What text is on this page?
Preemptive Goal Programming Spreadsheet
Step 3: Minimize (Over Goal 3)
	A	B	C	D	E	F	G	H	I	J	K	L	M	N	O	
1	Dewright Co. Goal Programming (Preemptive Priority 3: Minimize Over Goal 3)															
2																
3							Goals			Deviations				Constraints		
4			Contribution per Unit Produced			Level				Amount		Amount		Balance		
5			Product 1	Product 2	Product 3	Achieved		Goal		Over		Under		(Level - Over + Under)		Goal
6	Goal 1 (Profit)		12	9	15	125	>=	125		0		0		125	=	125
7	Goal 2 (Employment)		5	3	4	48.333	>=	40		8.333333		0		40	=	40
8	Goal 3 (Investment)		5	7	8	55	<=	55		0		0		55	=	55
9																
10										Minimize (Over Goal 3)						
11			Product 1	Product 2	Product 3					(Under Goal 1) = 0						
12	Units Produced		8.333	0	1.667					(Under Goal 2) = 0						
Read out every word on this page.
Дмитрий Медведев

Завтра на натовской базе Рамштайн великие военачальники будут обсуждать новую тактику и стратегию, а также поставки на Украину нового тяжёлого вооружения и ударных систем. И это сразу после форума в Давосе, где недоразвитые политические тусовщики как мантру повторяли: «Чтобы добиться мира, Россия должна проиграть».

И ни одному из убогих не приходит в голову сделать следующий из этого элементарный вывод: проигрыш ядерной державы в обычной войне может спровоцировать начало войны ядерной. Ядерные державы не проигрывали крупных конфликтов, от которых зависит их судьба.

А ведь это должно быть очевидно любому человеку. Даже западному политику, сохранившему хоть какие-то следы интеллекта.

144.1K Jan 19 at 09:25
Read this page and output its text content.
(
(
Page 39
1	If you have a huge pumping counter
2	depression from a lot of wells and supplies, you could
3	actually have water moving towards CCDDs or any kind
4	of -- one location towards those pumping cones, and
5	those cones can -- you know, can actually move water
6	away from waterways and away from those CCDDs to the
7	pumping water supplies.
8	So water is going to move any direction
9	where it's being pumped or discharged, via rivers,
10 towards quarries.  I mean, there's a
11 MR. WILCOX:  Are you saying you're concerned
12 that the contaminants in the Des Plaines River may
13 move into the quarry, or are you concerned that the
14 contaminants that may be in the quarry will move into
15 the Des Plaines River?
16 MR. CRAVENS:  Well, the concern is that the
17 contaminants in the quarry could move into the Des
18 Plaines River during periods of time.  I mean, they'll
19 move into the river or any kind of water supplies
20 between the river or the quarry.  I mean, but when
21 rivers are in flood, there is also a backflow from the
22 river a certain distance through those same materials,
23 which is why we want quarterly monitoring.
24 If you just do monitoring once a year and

★ ★ ★

Restate all of the entries exactly, please.

What text is on this page?
Preemptive Goal Programming Spreadsheet
Step 3: Minimize (Over Goal 3)
	A	B	C	D	E	F	G	H	I	J	K	L	M	N	O	
1	Dewright Co. Goal Programming (Preemptive Priority 3: Minimize Over Goal 3)															
2																
3							Goals			Deviations				Constraints		
4			Contribution per Unit Produced			Level				Amount		Amount		Balance		
5			Product 1	Product 2	Product 3	Achieved		Goal		Over		Under		(Level - Over + Under)		Goal
6	Goal 1 (Profit)		12	9	15	125	>=	125		0		0		125	=	125
7	Goal 2 (Employment)		5	3	4	48.333	>=	40		8.333333		0		40	=	40
8	Goal 3 (Investment)		5	7	8	55	<=	55		0		0		55	=	55
9																
10										Minimize (Over Goal 3)						
11			Product 1	Product 2	Product 3					(Under Goal 1) = 0						
12	Units Produced		8.333	0	1.667					(Under Goal 2) = 0						
Read out every word on this page.
Дмитрий Медведев

Завтра на натовской базе Рамштайн великие военачальники будут обсуждать новую тактику и стратегию, а также поставки на Украину нового тяжёлого вооружения и ударных систем. И это сразу после форума в Давосе, где недоразвитые политические тусовщики как мантру повторяли: «Чтобы добиться мира, Россия должна проиграть».

И ни одному из убогих не приходит в голову сделать следующий из этого элементарный вывод: проигрыш ядерной державы в обычной войне может спровоцировать начало войны ядерной. Ядерные державы не проигрывали крупных конфликтов, от которых зависит их судьба.

А ведь это должно быть очевидно любому человеку. Даже западному политику, сохранившему хоть какие-то следы интеллекта.

144.1K Jan 19 at 09:25
Read this page and output its text content.
(
(
Page 39
1	If you have a huge pumping counter
2	depression from a lot of wells and supplies, you could
3	actually have water moving towards CCDDs or any kind
4	of -- one location towards those pumping cones, and
5	those cones can -- you know, can actually move water
6	away from waterways and away from those CCDDs to the
7	pumping water supplies.
8	So water is going to move any direction
9	where it's being pumped or discharged, via rivers,
10 towards quarries.  I mean, there's a
11 MR. WILCOX:  Are you saying you're concerned
12 that the contaminants in the Des Plaines River may
13 move into the quarry, or are you concerned that the
14 contaminants that may be in the quarry will move into
15 the Des Plaines River?
16 MR. CRAVENS:  Well, the concern is that the
17 contaminants in the quarry could move into the Des
18 Plaines River during periods of time.  I mean, they'll
19 move into the river or any kind of water supplies
20 between the river or the quarry.  I mean, but when
21 rivers are in flood, there is also a backflow from the
22 river a certain distance through those same materials,
23 which is why we want quarterly monitoring.
24 If you just do monitoring once a year and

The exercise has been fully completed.